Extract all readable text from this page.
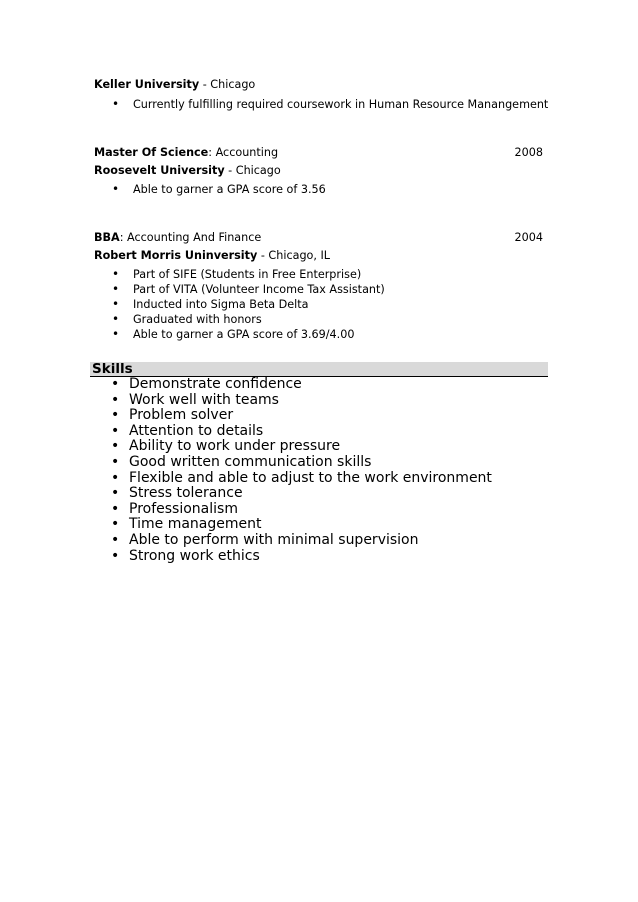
Keller University - Chicago
• Currently fulfilling required coursework in Human Resource Manangement
Master Of Science: Accounting	2008
Roosevelt University - Chicago
• Able to garner a GPA score of 3.56
BBA: Accounting And Finance	2004
Robert Morris Uninversity - Chicago, IL
• Part of SIFE (Students in Free Enterprise)
• Part of VITA (Volunteer Income Tax Assistant)
• Inducted into Sigma Beta Delta
• Graduated with honors
• Able to garner a GPA score of 3.69/4.00
Skills
• Demonstrate confidence
• Work well with teams
• Problem solver
• Attention to details
• Ability to work under pressure
• Good written communication skills
• Flexible and able to adjust to the work environment
• Stress tolerance
• Professionalism
• Time management
• Able to perform with minimal supervision
• Strong work ethics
__________________________________________________
Task instructions:
In your copy of the listing above, reproduce each line exactly and omit all pictures.

Answer to the exercise:
Extract all readable text from this page.
Keller University - Chicago
• Currently fulfilling required coursework in Human Resource Manangement
Master Of Science: Accounting	2008
Roosevelt University - Chicago
• Able to garner a GPA score of 3.56
BBA: Accounting And Finance	2004
Robert Morris Uninversity - Chicago, IL
• Part of SIFE (Students in Free Enterprise)
• Part of VITA (Volunteer Income Tax Assistant)
• Inducted into Sigma Beta Delta
• Graduated with honors
• Able to garner a GPA score of 3.69/4.00
Skills
• Demonstrate confidence
• Work well with teams
• Problem solver
• Attention to details
• Ability to work under pressure
• Good written communication skills
• Flexible and able to adjust to the work environment
• Stress tolerance
• Professionalism
• Time management
• Able to perform with minimal supervision
• Strong work ethics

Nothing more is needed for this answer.